- Goal:
Copy out every line that contains the word "IMPORTANCE".
+===+
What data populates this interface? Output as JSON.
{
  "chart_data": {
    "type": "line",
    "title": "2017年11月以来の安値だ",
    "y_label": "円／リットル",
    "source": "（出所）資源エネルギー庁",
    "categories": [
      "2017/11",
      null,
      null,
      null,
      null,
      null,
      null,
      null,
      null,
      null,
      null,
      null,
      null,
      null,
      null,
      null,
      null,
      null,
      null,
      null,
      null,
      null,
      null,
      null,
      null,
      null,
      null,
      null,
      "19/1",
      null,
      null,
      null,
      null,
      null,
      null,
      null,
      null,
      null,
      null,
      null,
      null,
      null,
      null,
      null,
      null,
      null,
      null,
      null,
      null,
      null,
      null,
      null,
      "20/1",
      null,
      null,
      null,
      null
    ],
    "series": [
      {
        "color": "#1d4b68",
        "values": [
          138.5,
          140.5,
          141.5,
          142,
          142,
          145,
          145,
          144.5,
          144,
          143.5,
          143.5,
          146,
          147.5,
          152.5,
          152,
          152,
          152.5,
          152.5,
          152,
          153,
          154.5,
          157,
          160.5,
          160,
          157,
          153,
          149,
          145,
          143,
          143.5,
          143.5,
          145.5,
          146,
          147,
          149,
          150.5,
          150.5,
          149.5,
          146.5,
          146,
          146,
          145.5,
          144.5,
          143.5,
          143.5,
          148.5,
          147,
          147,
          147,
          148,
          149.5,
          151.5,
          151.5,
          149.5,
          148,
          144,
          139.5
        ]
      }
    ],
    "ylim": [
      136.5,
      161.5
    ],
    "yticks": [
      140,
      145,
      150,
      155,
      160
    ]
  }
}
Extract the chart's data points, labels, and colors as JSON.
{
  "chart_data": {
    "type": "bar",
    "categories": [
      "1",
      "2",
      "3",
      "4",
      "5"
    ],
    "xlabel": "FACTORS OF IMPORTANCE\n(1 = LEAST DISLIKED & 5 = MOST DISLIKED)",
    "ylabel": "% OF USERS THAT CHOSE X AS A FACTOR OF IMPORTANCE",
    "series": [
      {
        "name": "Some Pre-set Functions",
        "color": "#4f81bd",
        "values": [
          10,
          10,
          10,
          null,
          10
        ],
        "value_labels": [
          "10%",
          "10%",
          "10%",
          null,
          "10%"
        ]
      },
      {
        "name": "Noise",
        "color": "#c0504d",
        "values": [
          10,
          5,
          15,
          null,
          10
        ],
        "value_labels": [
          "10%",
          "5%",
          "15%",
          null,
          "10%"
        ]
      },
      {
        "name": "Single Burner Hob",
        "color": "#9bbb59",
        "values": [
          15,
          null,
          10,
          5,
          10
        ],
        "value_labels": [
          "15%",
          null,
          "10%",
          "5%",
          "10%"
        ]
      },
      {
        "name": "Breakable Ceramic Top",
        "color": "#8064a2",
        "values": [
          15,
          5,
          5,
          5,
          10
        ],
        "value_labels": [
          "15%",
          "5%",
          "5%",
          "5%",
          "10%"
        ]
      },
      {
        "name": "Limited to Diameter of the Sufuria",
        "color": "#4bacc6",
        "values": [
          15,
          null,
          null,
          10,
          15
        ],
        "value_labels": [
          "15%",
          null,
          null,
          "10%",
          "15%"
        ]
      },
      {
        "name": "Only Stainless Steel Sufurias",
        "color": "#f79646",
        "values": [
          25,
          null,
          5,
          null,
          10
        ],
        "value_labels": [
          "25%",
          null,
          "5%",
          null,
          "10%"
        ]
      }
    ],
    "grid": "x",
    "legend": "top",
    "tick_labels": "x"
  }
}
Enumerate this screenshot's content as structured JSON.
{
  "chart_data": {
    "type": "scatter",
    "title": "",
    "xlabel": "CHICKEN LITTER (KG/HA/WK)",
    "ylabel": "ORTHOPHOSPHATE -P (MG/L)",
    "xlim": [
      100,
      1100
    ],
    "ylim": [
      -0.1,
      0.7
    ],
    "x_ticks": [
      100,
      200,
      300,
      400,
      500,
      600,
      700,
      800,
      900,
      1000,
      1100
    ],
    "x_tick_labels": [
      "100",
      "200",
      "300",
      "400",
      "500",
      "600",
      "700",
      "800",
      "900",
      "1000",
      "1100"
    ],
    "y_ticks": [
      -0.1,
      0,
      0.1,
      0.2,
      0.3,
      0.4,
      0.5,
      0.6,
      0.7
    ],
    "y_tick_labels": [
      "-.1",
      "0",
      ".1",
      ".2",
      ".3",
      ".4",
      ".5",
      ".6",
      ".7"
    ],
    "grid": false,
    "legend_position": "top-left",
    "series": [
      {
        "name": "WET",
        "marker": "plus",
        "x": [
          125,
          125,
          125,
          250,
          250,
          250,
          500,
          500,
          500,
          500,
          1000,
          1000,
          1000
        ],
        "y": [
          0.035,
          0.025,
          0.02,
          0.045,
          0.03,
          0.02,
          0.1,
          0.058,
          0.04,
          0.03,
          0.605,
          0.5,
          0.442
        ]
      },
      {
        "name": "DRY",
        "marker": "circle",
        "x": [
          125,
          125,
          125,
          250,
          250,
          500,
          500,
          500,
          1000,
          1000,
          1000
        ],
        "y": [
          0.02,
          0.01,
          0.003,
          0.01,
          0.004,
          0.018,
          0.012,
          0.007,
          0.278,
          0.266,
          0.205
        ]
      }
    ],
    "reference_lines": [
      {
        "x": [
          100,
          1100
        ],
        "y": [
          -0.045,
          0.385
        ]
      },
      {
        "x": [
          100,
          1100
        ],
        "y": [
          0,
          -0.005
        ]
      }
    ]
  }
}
+===+
- Correct answer:
    "xlabel": "FACTORS OF IMPORTANCE\n(1 = LEAST DISLIKED & 5 = MOST DISLIKED)",
    "ylabel": "% OF USERS THAT CHOSE X AS A FACTOR OF IMPORTANCE",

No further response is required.